§ YOUR OBJECTIVE
Repeat every line of the data exactly, but not the pictures.

§ MATERIAL TO PROCESS
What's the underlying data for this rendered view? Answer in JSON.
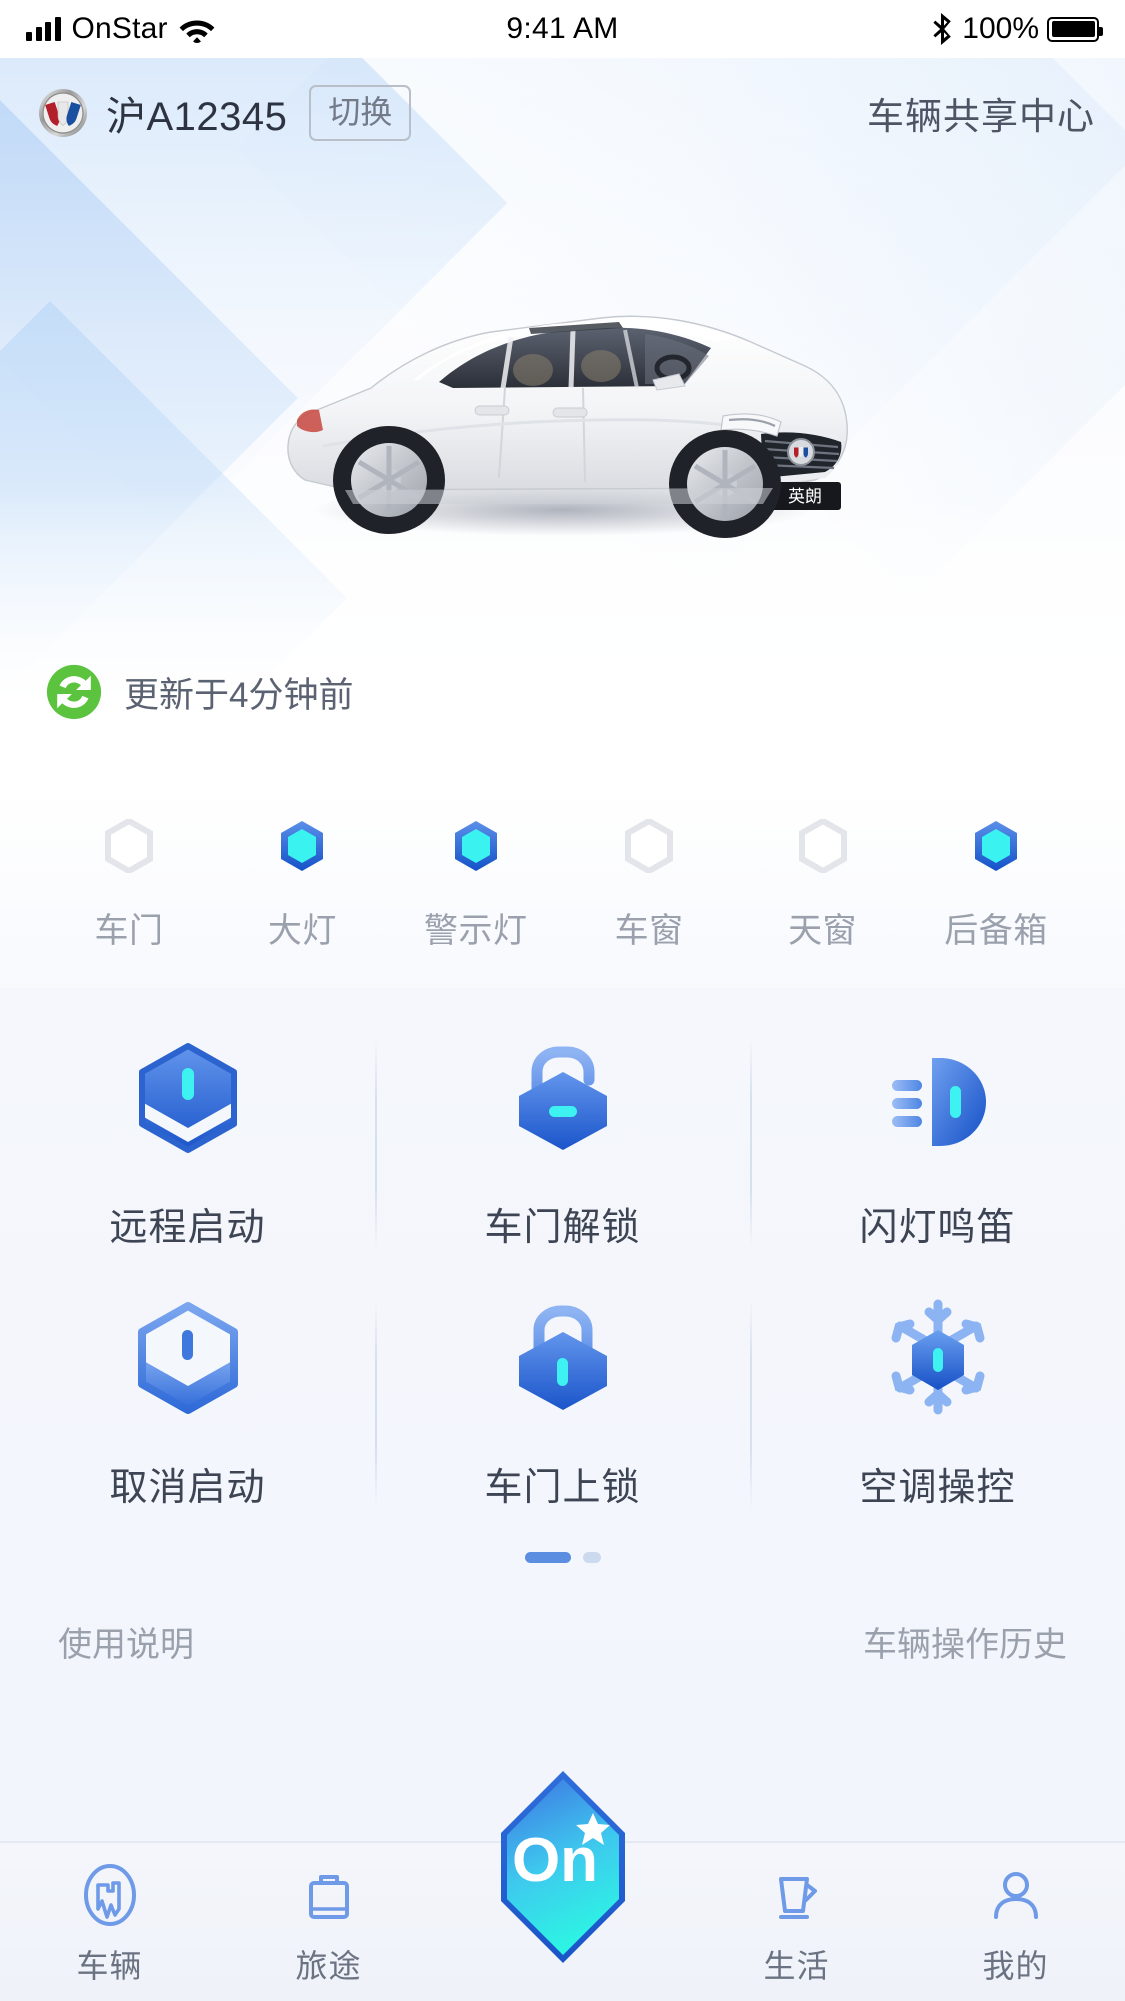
{
  "status_bar": {
    "carrier": "OnStar",
    "time": "9:41 AM",
    "battery_percent": "100%",
    "signal_icon": "signal-bars-icon",
    "wifi_icon": "wifi-icon",
    "bluetooth_icon": "bluetooth-icon",
    "battery_icon": "battery-full-icon"
  },
  "appbar": {
    "logo_icon": "buick-logo-icon",
    "plate": "沪A12345",
    "switch_label": "切换",
    "share_center": "车辆共享中心"
  },
  "hero": {
    "car_icon": "buick-excelle-sedan-image",
    "car_plate_text": "英朗",
    "refresh_icon": "refresh-sync-icon",
    "refresh_text": "更新于4分钟前"
  },
  "vehicle_status": {
    "items": [
      {
        "label": "车门",
        "icon": "hexagon-status-icon",
        "active": false
      },
      {
        "label": "大灯",
        "icon": "hexagon-status-icon",
        "active": true
      },
      {
        "label": "警示灯",
        "icon": "hexagon-status-icon",
        "active": true
      },
      {
        "label": "车窗",
        "icon": "hexagon-status-icon",
        "active": false
      },
      {
        "label": "天窗",
        "icon": "hexagon-status-icon",
        "active": false
      },
      {
        "label": "后备箱",
        "icon": "hexagon-status-icon",
        "active": true
      }
    ]
  },
  "controls": {
    "items": [
      {
        "label": "远程启动",
        "icon": "remote-start-icon"
      },
      {
        "label": "车门解锁",
        "icon": "unlock-icon"
      },
      {
        "label": "闪灯鸣笛",
        "icon": "flash-horn-icon"
      },
      {
        "label": "取消启动",
        "icon": "cancel-start-icon"
      },
      {
        "label": "车门上锁",
        "icon": "lock-icon"
      },
      {
        "label": "空调操控",
        "icon": "air-conditioning-icon"
      }
    ],
    "pager": {
      "total": 2,
      "current": 1
    }
  },
  "footer_links": {
    "left": "使用说明",
    "right": "车辆操作历史"
  },
  "tabbar": {
    "items": [
      {
        "label": "车辆",
        "icon": "vehicle-shield-icon",
        "active": true
      },
      {
        "label": "旅途",
        "icon": "travel-bag-icon",
        "active": false
      },
      {
        "label": "",
        "icon": "onstar-on-badge-icon",
        "active": false,
        "badge_text": "On"
      },
      {
        "label": "生活",
        "icon": "lifestyle-cup-icon",
        "active": false
      },
      {
        "label": "我的",
        "icon": "profile-person-icon",
        "active": false
      }
    ]
  },
  "colors": {
    "accent_blue": "#3f7ae0",
    "accent_cyan": "#40f2f0",
    "refresh_green": "#5cc33f",
    "inactive_gray": "#9aa1ad",
    "panel_bg": "#f3f6fc"
  }
}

§ EXERCISE SOLUTION
What's the underlying data for this rendered view? Answer in JSON.
{
  "status_bar": {
    "carrier": "OnStar",
    "time": "9:41 AM",
    "battery_percent": "100%",
    "signal_icon": "signal-bars-icon",
    "wifi_icon": "wifi-icon",
    "bluetooth_icon": "bluetooth-icon",
    "battery_icon": "battery-full-icon"
  },
  "appbar": {
    "logo_icon": "buick-logo-icon",
    "plate": "沪A12345",
    "switch_label": "切换",
    "share_center": "车辆共享中心"
  },
  "hero": {
    "car_icon": "buick-excelle-sedan-image",
    "car_plate_text": "英朗",
    "refresh_icon": "refresh-sync-icon",
    "refresh_text": "更新于4分钟前"
  },
  "vehicle_status": {
    "items": [
      {
        "label": "车门",
        "icon": "hexagon-status-icon",
        "active": false
      },
      {
        "label": "大灯",
        "icon": "hexagon-status-icon",
        "active": true
      },
      {
        "label": "警示灯",
        "icon": "hexagon-status-icon",
        "active": true
      },
      {
        "label": "车窗",
        "icon": "hexagon-status-icon",
        "active": false
      },
      {
        "label": "天窗",
        "icon": "hexagon-status-icon",
        "active": false
      },
      {
        "label": "后备箱",
        "icon": "hexagon-status-icon",
        "active": true
      }
    ]
  },
  "controls": {
    "items": [
      {
        "label": "远程启动",
        "icon": "remote-start-icon"
      },
      {
        "label": "车门解锁",
        "icon": "unlock-icon"
      },
      {
        "label": "闪灯鸣笛",
        "icon": "flash-horn-icon"
      },
      {
        "label": "取消启动",
        "icon": "cancel-start-icon"
      },
      {
        "label": "车门上锁",
        "icon": "lock-icon"
      },
      {
        "label": "空调操控",
        "icon": "air-conditioning-icon"
      }
    ],
    "pager": {
      "total": 2,
      "current": 1
    }
  },
  "footer_links": {
    "left": "使用说明",
    "right": "车辆操作历史"
  },
  "tabbar": {
    "items": [
      {
        "label": "车辆",
        "icon": "vehicle-shield-icon",
        "active": true
      },
      {
        "label": "旅途",
        "icon": "travel-bag-icon",
        "active": false
      },
      {
        "label": "",
        "icon": "onstar-on-badge-icon",
        "active": false,
        "badge_text": "On"
      },
      {
        "label": "生活",
        "icon": "lifestyle-cup-icon",
        "active": false
      },
      {
        "label": "我的",
        "icon": "profile-person-icon",
        "active": false
      }
    ]
  },
  "colors": {
    "accent_blue": "#3f7ae0",
    "accent_cyan": "#40f2f0",
    "refresh_green": "#5cc33f",
    "inactive_gray": "#9aa1ad",
    "panel_bg": "#f3f6fc"
  }
}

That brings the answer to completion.